(Saved data entries)
+--

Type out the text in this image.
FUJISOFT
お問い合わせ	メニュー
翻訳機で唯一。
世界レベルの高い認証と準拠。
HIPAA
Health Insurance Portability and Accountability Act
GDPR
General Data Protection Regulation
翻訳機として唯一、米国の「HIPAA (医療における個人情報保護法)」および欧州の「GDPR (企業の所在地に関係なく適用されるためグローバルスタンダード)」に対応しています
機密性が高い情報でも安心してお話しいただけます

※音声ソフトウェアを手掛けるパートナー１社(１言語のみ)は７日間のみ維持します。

+--

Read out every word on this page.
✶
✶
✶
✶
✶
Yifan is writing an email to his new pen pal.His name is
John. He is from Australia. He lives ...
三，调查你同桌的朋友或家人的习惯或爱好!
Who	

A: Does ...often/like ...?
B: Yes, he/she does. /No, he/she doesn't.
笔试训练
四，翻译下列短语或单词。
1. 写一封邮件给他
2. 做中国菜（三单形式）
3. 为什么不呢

+--

§ What to do
Out of the records, collect only those lines that contain the string "GDPR".

§ Expected answer
GDPR
翻訳機として唯一、米国の「HIPAA (医療における個人情報保護法)」および欧州の「GDPR (企業の所在地に関係なく適用されるためグローバルスタンダード)」に対応しています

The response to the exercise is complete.